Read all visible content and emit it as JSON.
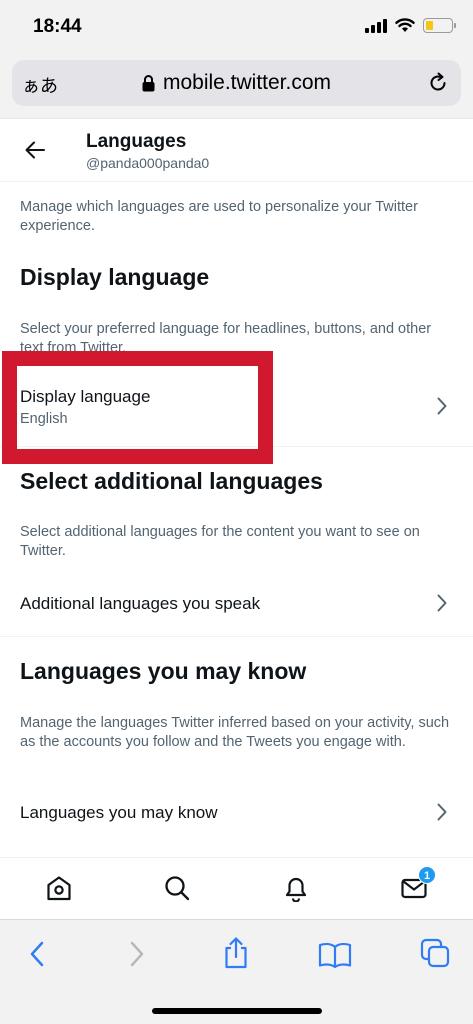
{
  "status_bar": {
    "time": "18:44"
  },
  "browser": {
    "text_size_button": "ぁあ",
    "url": "mobile.twitter.com"
  },
  "header": {
    "title": "Languages",
    "username": "@panda000panda0"
  },
  "intro": "Manage which languages are used to personalize your Twitter experience.",
  "display_language_section": {
    "title": "Display language",
    "description": "Select your preferred language for headlines, buttons, and other text from Twitter.",
    "row_label": "Display language",
    "row_value": "English"
  },
  "additional_section": {
    "title": "Select additional languages",
    "description": "Select additional languages for the content you want to see on Twitter.",
    "row_label": "Additional languages you speak"
  },
  "may_know_section": {
    "title": "Languages you may know",
    "description": "Manage the languages Twitter inferred based on your activity, such as the accounts you follow and the Tweets you engage with.",
    "row_label": "Languages you may know"
  },
  "bottom_nav": {
    "messages_badge": "1"
  },
  "colors": {
    "highlight": "#d0182e",
    "accent": "#1d9bf0",
    "safari_blue": "#2f7cf6"
  }
}
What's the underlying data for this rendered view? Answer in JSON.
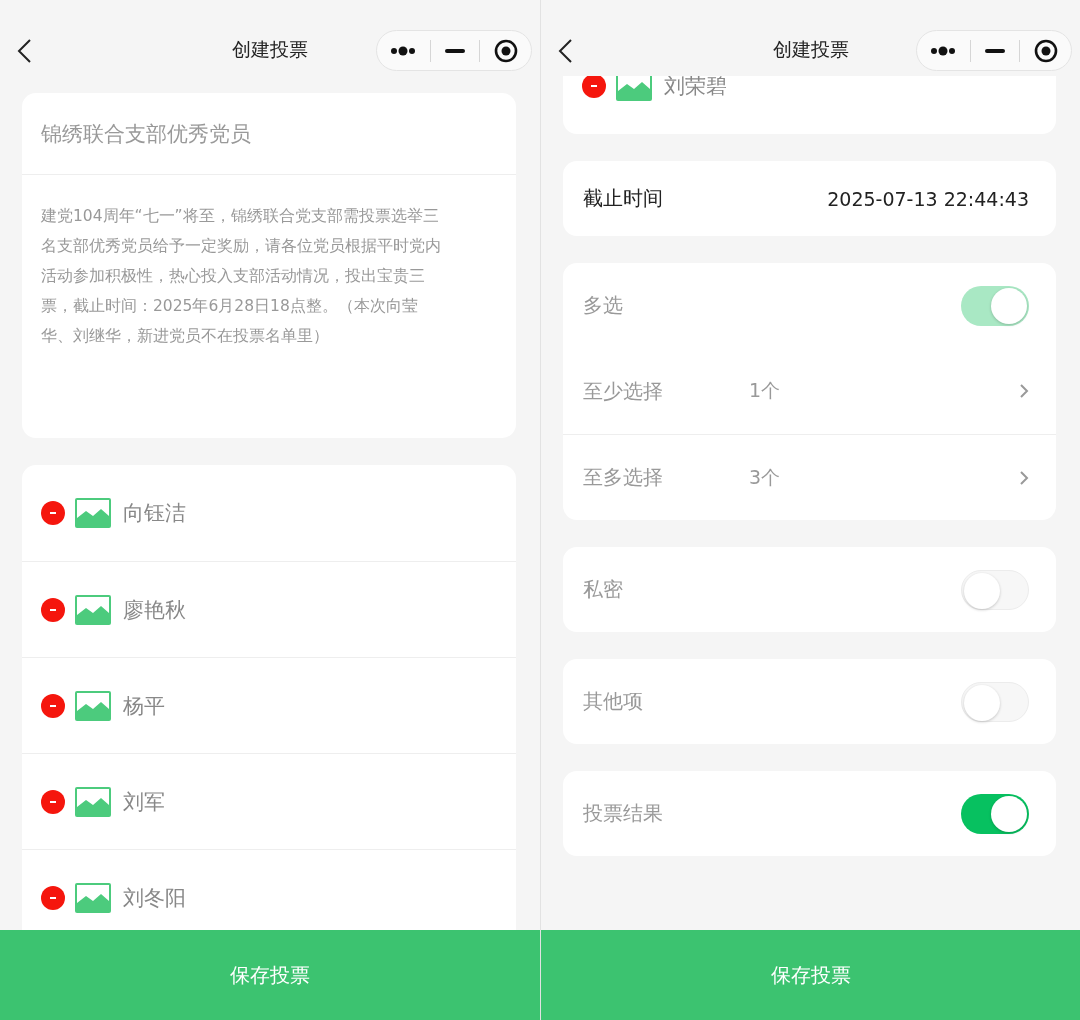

Goal:
Copy the whole of the material above exactly, but not its images.

Solution to the problem:
Read all visible content and emit it as JSON.
{
  "status_bar": {
    "time": "18:44"
  },
  "browser": {
    "text_size_button": "ぁあ",
    "url": "mobile.twitter.com"
  },
  "header": {
    "title": "Languages",
    "username": "@panda000panda0"
  },
  "intro": "Manage which languages are used to personalize your Twitter experience.",
  "display_language_section": {
    "title": "Display language",
    "description": "Select your preferred language for headlines, buttons, and other text from Twitter.",
    "row_label": "Display language",
    "row_value": "English"
  },
  "additional_section": {
    "title": "Select additional languages",
    "description": "Select additional languages for the content you want to see on Twitter.",
    "row_label": "Additional languages you speak"
  },
  "may_know_section": {
    "title": "Languages you may know",
    "description": "Manage the languages Twitter inferred based on your activity, such as the accounts you follow and the Tweets you engage with.",
    "row_label": "Languages you may know"
  },
  "bottom_nav": {
    "messages_badge": "1"
  },
  "colors": {
    "highlight": "#d0182e",
    "accent": "#1d9bf0",
    "safari_blue": "#2f7cf6"
  }
}
What's the underlying data for this rendered view? Answer in JSON.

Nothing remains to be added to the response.